──────── Input rows

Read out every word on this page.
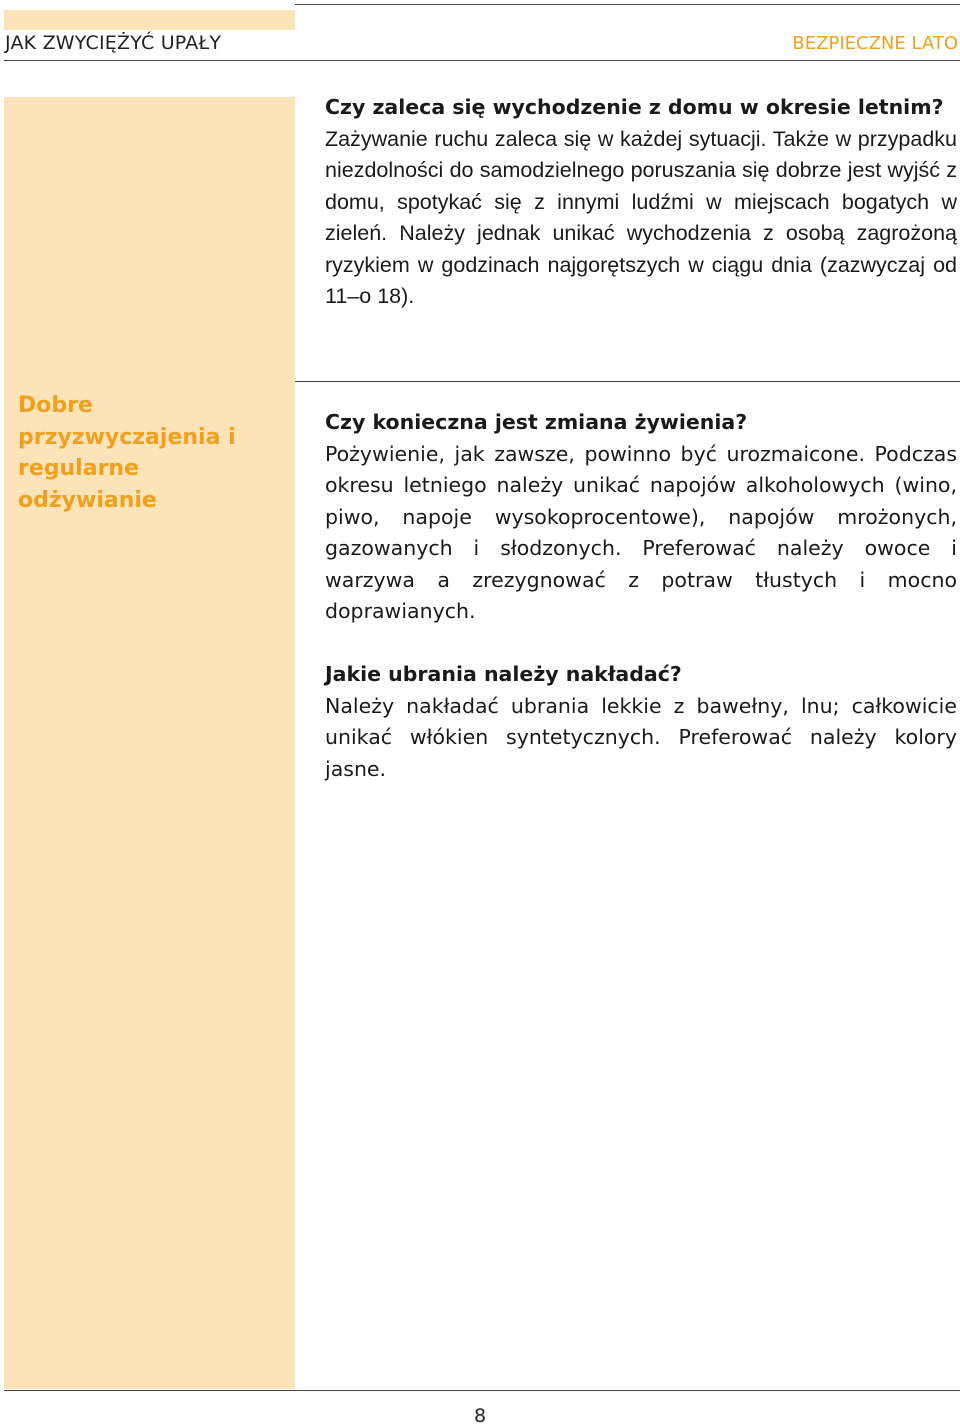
JAK ZWYCIĘŻYĆ UPAŁY	BEZPIECZNE LATO
Dobre
przyzwyczajenia i
regularne
odżywianie

Czy zaleca się wychodzenie z domu w okresie letnim?

Zażywanie ruchu zaleca się w każdej sytuacji. Także w przypadku niezdolności do samodzielnego poruszania się dobrze jest wyjść z domu, spotykać się z innymi ludźmi w miejscach bogatych w zieleń. Należy jednak unikać wychodzenia z osobą zagrożoną ryzykiem w godzinach najgorętszych w ciągu dnia (zazwyczaj od 11–o 18).

Czy konieczna jest zmiana żywienia?

Pożywienie, jak zawsze, powinno być urozmaicone. Podczas okresu letniego należy unikać napojów alkoholowych (wino, piwo, napoje wysokoprocentowe), napojów mrożonych, gazowanych i słodzonych. Preferować należy owoce i warzywa a zrezygnować z potraw tłustych i mocno doprawianych.

Jakie ubrania należy nakładać?

Należy nakładać ubrania lekkie z bawełny, lnu; całkowicie unikać włókien syntetycznych. Preferować należy kolory jasne.

8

────────────────

#### What the task requires
Give every record back exactly as it reads, with no images.

#### Output of the exercise
Read out every word on this page.
JAK ZWYCIĘŻYĆ UPAŁY	BEZPIECZNE LATO
Dobre
przyzwyczajenia i
regularne
odżywianie

Czy zaleca się wychodzenie z domu w okresie letnim?

Zażywanie ruchu zaleca się w każdej sytuacji. Także w przypadku niezdolności do samodzielnego poruszania się dobrze jest wyjść z domu, spotykać się z innymi ludźmi w miejscach bogatych w zieleń. Należy jednak unikać wychodzenia z osobą zagrożoną ryzykiem w godzinach najgorętszych w ciągu dnia (zazwyczaj od 11–o 18).

Czy konieczna jest zmiana żywienia?

Pożywienie, jak zawsze, powinno być urozmaicone. Podczas okresu letniego należy unikać napojów alkoholowych (wino, piwo, napoje wysokoprocentowe), napojów mrożonych, gazowanych i słodzonych. Preferować należy owoce i warzywa a zrezygnować z potraw tłustych i mocno doprawianych.

Jakie ubrania należy nakładać?

Należy nakładać ubrania lekkie z bawełny, lnu; całkowicie unikać włókien syntetycznych. Preferować należy kolory jasne.

8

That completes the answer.